### Task inputs
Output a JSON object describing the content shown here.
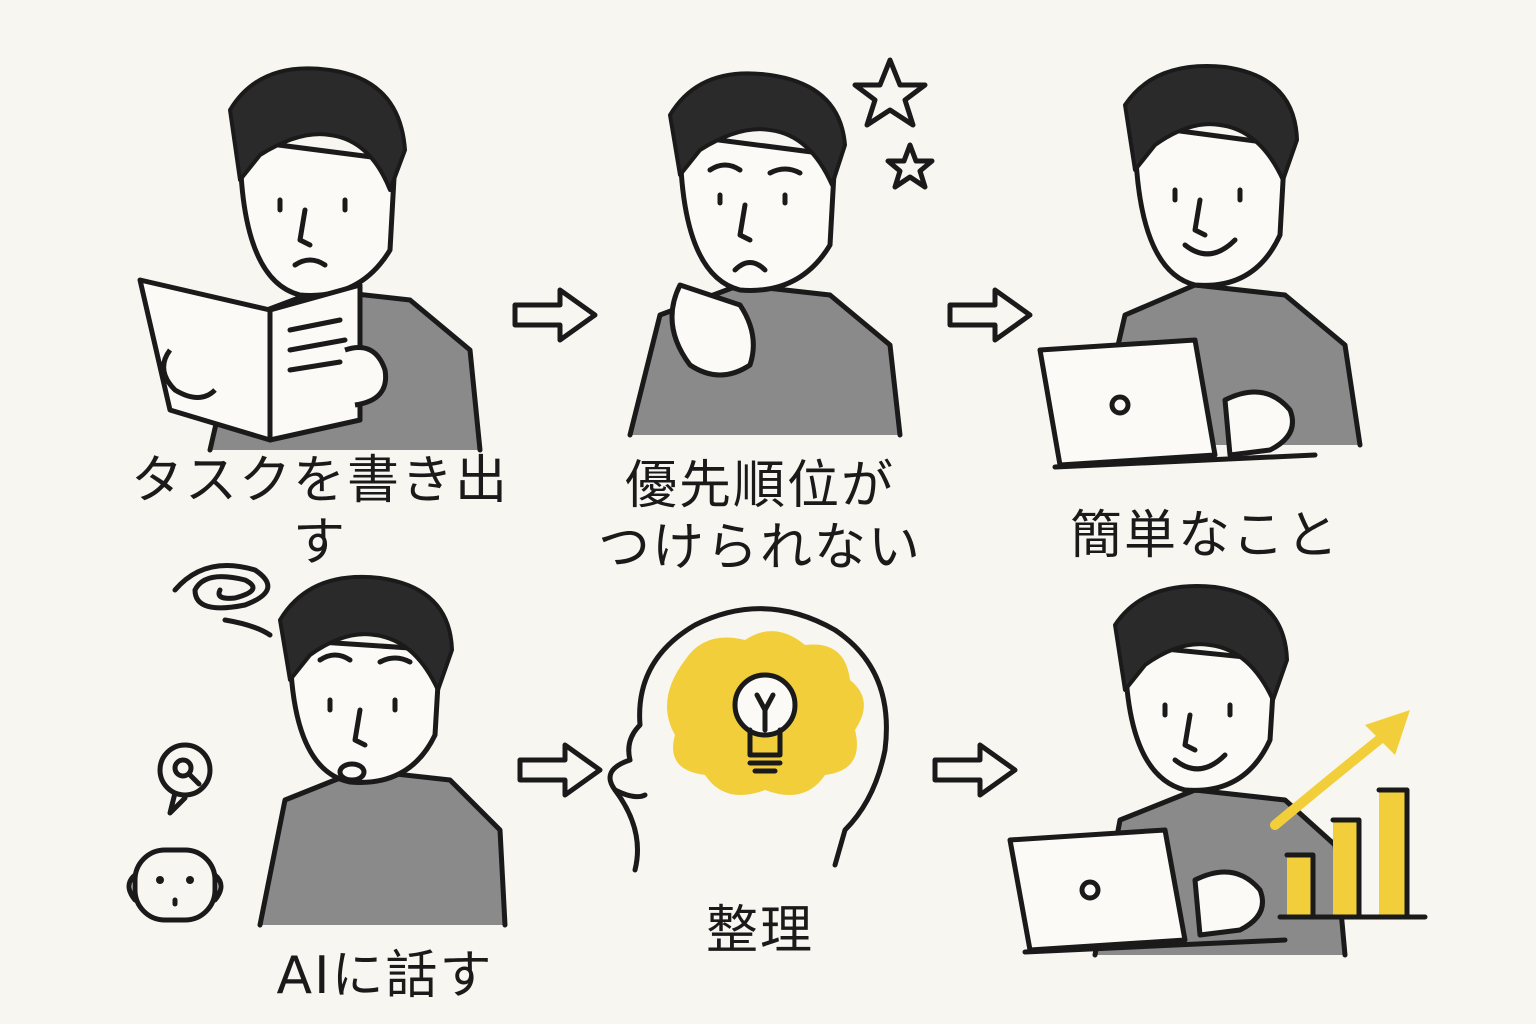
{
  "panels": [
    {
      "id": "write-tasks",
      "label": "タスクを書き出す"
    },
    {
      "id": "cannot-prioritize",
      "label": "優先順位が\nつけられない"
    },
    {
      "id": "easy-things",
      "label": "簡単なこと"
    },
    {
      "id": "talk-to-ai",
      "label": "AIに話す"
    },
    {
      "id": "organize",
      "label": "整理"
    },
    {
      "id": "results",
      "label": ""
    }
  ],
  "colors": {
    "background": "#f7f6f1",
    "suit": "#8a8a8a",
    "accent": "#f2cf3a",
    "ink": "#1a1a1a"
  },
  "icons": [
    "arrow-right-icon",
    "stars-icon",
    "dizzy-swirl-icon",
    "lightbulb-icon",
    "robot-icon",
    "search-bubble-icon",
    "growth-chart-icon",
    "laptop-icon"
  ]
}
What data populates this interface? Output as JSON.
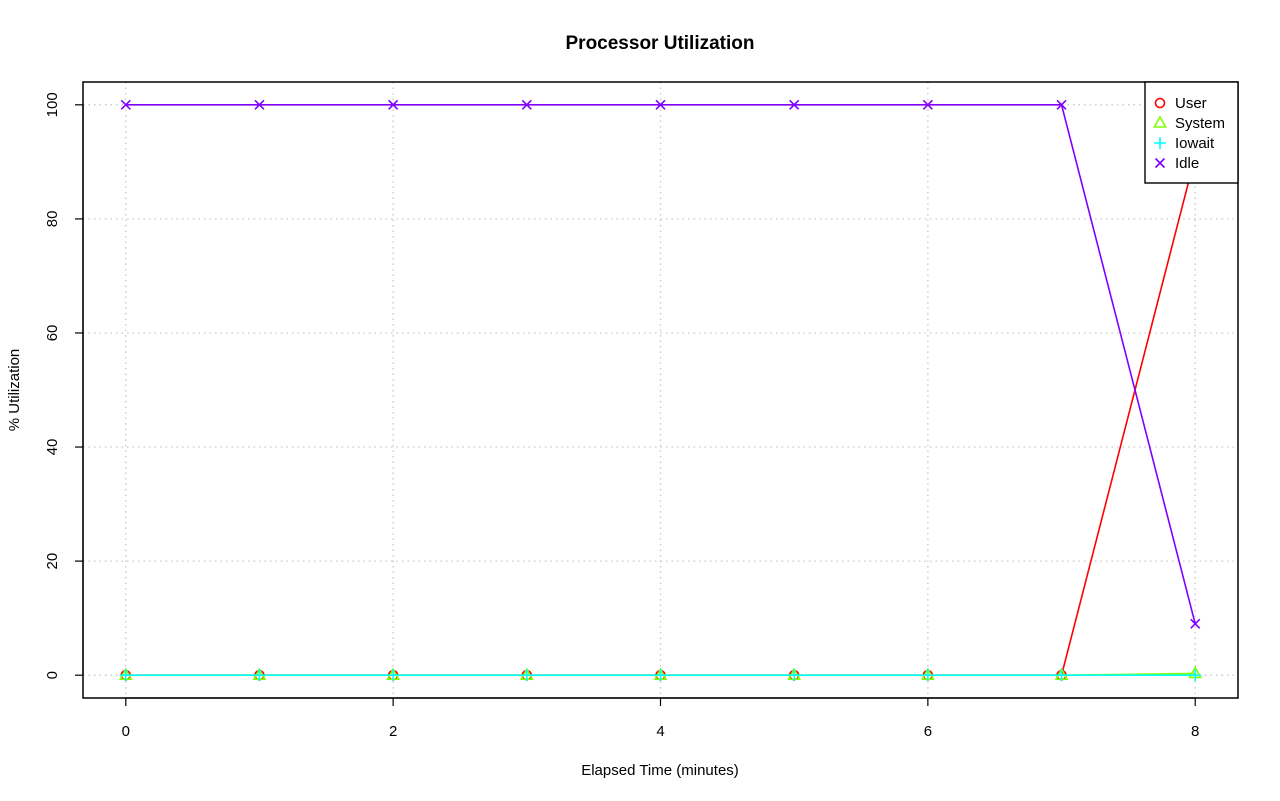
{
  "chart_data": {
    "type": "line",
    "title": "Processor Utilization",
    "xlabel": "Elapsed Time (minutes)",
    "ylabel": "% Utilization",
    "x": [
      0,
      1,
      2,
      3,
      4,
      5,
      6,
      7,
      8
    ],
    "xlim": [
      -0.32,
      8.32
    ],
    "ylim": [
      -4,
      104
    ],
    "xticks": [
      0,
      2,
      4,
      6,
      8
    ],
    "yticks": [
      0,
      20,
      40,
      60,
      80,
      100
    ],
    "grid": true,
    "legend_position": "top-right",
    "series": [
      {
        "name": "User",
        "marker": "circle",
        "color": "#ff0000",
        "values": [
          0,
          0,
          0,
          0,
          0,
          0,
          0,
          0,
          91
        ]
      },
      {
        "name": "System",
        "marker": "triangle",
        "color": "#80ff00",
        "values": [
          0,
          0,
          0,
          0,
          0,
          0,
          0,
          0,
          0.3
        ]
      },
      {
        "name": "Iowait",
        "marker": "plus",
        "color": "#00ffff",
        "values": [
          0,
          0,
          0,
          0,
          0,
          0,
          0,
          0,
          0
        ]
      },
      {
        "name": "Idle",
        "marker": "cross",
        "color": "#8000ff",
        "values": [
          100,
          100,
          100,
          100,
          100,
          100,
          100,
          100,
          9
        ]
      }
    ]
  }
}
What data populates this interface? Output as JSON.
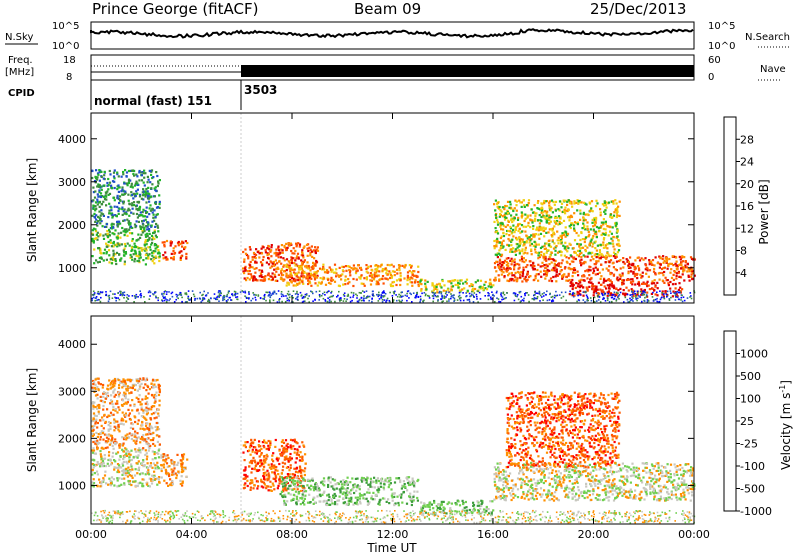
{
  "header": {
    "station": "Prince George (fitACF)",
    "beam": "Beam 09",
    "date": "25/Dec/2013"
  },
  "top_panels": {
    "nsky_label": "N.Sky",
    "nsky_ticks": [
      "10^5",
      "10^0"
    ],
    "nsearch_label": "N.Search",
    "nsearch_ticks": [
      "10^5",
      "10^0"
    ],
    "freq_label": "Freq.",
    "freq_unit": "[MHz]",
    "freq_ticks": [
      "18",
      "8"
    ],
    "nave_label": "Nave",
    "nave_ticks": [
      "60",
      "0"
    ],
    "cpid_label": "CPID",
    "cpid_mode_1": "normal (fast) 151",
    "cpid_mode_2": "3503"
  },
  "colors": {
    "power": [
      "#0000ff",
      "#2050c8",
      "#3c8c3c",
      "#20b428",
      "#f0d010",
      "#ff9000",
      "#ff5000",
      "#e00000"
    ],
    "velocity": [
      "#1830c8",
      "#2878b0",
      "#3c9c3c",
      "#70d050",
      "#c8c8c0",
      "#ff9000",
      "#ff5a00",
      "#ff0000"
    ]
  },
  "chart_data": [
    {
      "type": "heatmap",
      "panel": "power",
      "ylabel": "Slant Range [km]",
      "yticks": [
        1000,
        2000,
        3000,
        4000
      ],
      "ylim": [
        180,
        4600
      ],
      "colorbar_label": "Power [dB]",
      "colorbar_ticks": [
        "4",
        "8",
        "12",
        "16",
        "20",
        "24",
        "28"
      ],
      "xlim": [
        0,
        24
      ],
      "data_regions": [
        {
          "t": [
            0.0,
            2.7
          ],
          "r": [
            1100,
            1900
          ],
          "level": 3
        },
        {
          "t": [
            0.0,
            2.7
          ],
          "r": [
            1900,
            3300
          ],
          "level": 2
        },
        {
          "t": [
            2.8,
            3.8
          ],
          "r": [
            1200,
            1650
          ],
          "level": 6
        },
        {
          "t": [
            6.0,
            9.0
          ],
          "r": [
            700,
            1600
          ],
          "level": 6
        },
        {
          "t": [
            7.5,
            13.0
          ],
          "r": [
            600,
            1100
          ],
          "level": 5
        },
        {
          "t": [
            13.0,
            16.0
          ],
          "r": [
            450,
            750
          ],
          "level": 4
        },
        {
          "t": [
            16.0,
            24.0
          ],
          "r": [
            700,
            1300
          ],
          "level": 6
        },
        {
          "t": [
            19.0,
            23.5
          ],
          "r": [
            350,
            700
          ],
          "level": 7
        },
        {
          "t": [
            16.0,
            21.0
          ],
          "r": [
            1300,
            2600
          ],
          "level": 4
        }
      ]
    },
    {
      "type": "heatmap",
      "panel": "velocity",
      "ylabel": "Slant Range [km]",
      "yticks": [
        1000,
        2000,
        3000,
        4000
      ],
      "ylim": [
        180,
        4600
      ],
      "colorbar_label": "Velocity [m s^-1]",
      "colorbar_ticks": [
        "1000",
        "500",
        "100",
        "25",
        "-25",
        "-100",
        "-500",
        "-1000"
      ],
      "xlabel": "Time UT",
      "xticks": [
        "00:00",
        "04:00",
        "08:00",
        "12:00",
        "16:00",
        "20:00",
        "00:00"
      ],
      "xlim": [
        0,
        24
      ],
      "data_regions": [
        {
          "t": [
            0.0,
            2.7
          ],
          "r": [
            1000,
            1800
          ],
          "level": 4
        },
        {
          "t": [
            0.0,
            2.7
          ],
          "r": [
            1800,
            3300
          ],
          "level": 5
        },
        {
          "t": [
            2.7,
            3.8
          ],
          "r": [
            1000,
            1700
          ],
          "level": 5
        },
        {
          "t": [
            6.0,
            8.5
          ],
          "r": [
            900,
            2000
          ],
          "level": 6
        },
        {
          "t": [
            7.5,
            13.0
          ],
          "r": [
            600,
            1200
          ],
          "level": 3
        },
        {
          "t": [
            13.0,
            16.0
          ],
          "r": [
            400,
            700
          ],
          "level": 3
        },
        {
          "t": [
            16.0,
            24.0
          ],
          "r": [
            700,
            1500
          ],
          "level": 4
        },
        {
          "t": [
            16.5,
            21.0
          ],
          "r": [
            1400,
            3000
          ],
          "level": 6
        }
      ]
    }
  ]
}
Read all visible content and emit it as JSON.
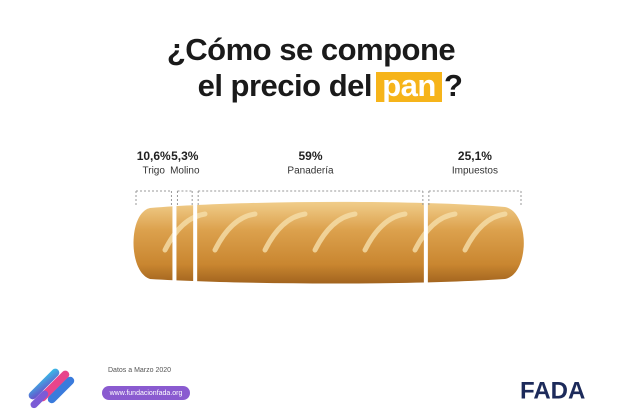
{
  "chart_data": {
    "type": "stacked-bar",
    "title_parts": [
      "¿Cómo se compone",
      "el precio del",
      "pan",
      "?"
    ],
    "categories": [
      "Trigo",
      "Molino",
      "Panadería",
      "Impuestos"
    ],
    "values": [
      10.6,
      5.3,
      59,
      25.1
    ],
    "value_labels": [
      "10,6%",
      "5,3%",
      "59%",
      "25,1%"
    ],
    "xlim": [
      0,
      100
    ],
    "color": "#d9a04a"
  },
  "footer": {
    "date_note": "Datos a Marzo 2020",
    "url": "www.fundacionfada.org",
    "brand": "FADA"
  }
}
######
Copy the entries above faithfully and omit every image.

Output a JSON object describing the content shown here.
{
  "panels": [
    {
      "id": "write-tasks",
      "label": "タスクを書き出す"
    },
    {
      "id": "cannot-prioritize",
      "label": "優先順位が\nつけられない"
    },
    {
      "id": "easy-things",
      "label": "簡単なこと"
    },
    {
      "id": "talk-to-ai",
      "label": "AIに話す"
    },
    {
      "id": "organize",
      "label": "整理"
    },
    {
      "id": "results",
      "label": ""
    }
  ],
  "colors": {
    "background": "#f7f6f1",
    "suit": "#8a8a8a",
    "accent": "#f2cf3a",
    "ink": "#1a1a1a"
  },
  "icons": [
    "arrow-right-icon",
    "stars-icon",
    "dizzy-swirl-icon",
    "lightbulb-icon",
    "robot-icon",
    "search-bubble-icon",
    "growth-chart-icon",
    "laptop-icon"
  ]
}
What data populates this interface? Output as JSON.
{
  "chart_data": {
    "type": "line",
    "title": "Processor Utilization",
    "xlabel": "Elapsed Time (minutes)",
    "ylabel": "% Utilization",
    "x": [
      0,
      1,
      2,
      3,
      4,
      5,
      6,
      7,
      8
    ],
    "xlim": [
      -0.32,
      8.32
    ],
    "ylim": [
      -4,
      104
    ],
    "xticks": [
      0,
      2,
      4,
      6,
      8
    ],
    "yticks": [
      0,
      20,
      40,
      60,
      80,
      100
    ],
    "grid": true,
    "legend_position": "top-right",
    "series": [
      {
        "name": "User",
        "marker": "circle",
        "color": "#ff0000",
        "values": [
          0,
          0,
          0,
          0,
          0,
          0,
          0,
          0,
          91
        ]
      },
      {
        "name": "System",
        "marker": "triangle",
        "color": "#80ff00",
        "values": [
          0,
          0,
          0,
          0,
          0,
          0,
          0,
          0,
          0.3
        ]
      },
      {
        "name": "Iowait",
        "marker": "plus",
        "color": "#00ffff",
        "values": [
          0,
          0,
          0,
          0,
          0,
          0,
          0,
          0,
          0
        ]
      },
      {
        "name": "Idle",
        "marker": "cross",
        "color": "#8000ff",
        "values": [
          100,
          100,
          100,
          100,
          100,
          100,
          100,
          100,
          9
        ]
      }
    ]
  }
}
What data populates this interface? Output as JSON.
{
  "header": {
    "station": "Prince George (fitACF)",
    "beam": "Beam 09",
    "date": "25/Dec/2013"
  },
  "top_panels": {
    "nsky_label": "N.Sky",
    "nsky_ticks": [
      "10^5",
      "10^0"
    ],
    "nsearch_label": "N.Search",
    "nsearch_ticks": [
      "10^5",
      "10^0"
    ],
    "freq_label": "Freq.",
    "freq_unit": "[MHz]",
    "freq_ticks": [
      "18",
      "8"
    ],
    "nave_label": "Nave",
    "nave_ticks": [
      "60",
      "0"
    ],
    "cpid_label": "CPID",
    "cpid_mode_1": "normal (fast) 151",
    "cpid_mode_2": "3503"
  },
  "colors": {
    "power": [
      "#0000ff",
      "#2050c8",
      "#3c8c3c",
      "#20b428",
      "#f0d010",
      "#ff9000",
      "#ff5000",
      "#e00000"
    ],
    "velocity": [
      "#1830c8",
      "#2878b0",
      "#3c9c3c",
      "#70d050",
      "#c8c8c0",
      "#ff9000",
      "#ff5a00",
      "#ff0000"
    ]
  },
  "chart_data": [
    {
      "type": "heatmap",
      "panel": "power",
      "ylabel": "Slant Range [km]",
      "yticks": [
        1000,
        2000,
        3000,
        4000
      ],
      "ylim": [
        180,
        4600
      ],
      "colorbar_label": "Power [dB]",
      "colorbar_ticks": [
        "4",
        "8",
        "12",
        "16",
        "20",
        "24",
        "28"
      ],
      "xlim": [
        0,
        24
      ],
      "data_regions": [
        {
          "t": [
            0.0,
            2.7
          ],
          "r": [
            1100,
            1900
          ],
          "level": 3
        },
        {
          "t": [
            0.0,
            2.7
          ],
          "r": [
            1900,
            3300
          ],
          "level": 2
        },
        {
          "t": [
            2.8,
            3.8
          ],
          "r": [
            1200,
            1650
          ],
          "level": 6
        },
        {
          "t": [
            6.0,
            9.0
          ],
          "r": [
            700,
            1600
          ],
          "level": 6
        },
        {
          "t": [
            7.5,
            13.0
          ],
          "r": [
            600,
            1100
          ],
          "level": 5
        },
        {
          "t": [
            13.0,
            16.0
          ],
          "r": [
            450,
            750
          ],
          "level": 4
        },
        {
          "t": [
            16.0,
            24.0
          ],
          "r": [
            700,
            1300
          ],
          "level": 6
        },
        {
          "t": [
            19.0,
            23.5
          ],
          "r": [
            350,
            700
          ],
          "level": 7
        },
        {
          "t": [
            16.0,
            21.0
          ],
          "r": [
            1300,
            2600
          ],
          "level": 4
        }
      ]
    },
    {
      "type": "heatmap",
      "panel": "velocity",
      "ylabel": "Slant Range [km]",
      "yticks": [
        1000,
        2000,
        3000,
        4000
      ],
      "ylim": [
        180,
        4600
      ],
      "colorbar_label": "Velocity [m s^-1]",
      "colorbar_ticks": [
        "1000",
        "500",
        "100",
        "25",
        "-25",
        "-100",
        "-500",
        "-1000"
      ],
      "xlabel": "Time UT",
      "xticks": [
        "00:00",
        "04:00",
        "08:00",
        "12:00",
        "16:00",
        "20:00",
        "00:00"
      ],
      "xlim": [
        0,
        24
      ],
      "data_regions": [
        {
          "t": [
            0.0,
            2.7
          ],
          "r": [
            1000,
            1800
          ],
          "level": 4
        },
        {
          "t": [
            0.0,
            2.7
          ],
          "r": [
            1800,
            3300
          ],
          "level": 5
        },
        {
          "t": [
            2.7,
            3.8
          ],
          "r": [
            1000,
            1700
          ],
          "level": 5
        },
        {
          "t": [
            6.0,
            8.5
          ],
          "r": [
            900,
            2000
          ],
          "level": 6
        },
        {
          "t": [
            7.5,
            13.0
          ],
          "r": [
            600,
            1200
          ],
          "level": 3
        },
        {
          "t": [
            13.0,
            16.0
          ],
          "r": [
            400,
            700
          ],
          "level": 3
        },
        {
          "t": [
            16.0,
            24.0
          ],
          "r": [
            700,
            1500
          ],
          "level": 4
        },
        {
          "t": [
            16.5,
            21.0
          ],
          "r": [
            1400,
            3000
          ],
          "level": 6
        }
      ]
    }
  ]
}
Read all visible content and emit it as JSON.
{
  "chart_data": {
    "type": "stacked-bar",
    "title_parts": [
      "¿Cómo se compone",
      "el precio del",
      "pan",
      "?"
    ],
    "categories": [
      "Trigo",
      "Molino",
      "Panadería",
      "Impuestos"
    ],
    "values": [
      10.6,
      5.3,
      59,
      25.1
    ],
    "value_labels": [
      "10,6%",
      "5,3%",
      "59%",
      "25,1%"
    ],
    "xlim": [
      0,
      100
    ],
    "color": "#d9a04a"
  },
  "footer": {
    "date_note": "Datos a Marzo 2020",
    "url": "www.fundacionfada.org",
    "brand": "FADA"
  }
}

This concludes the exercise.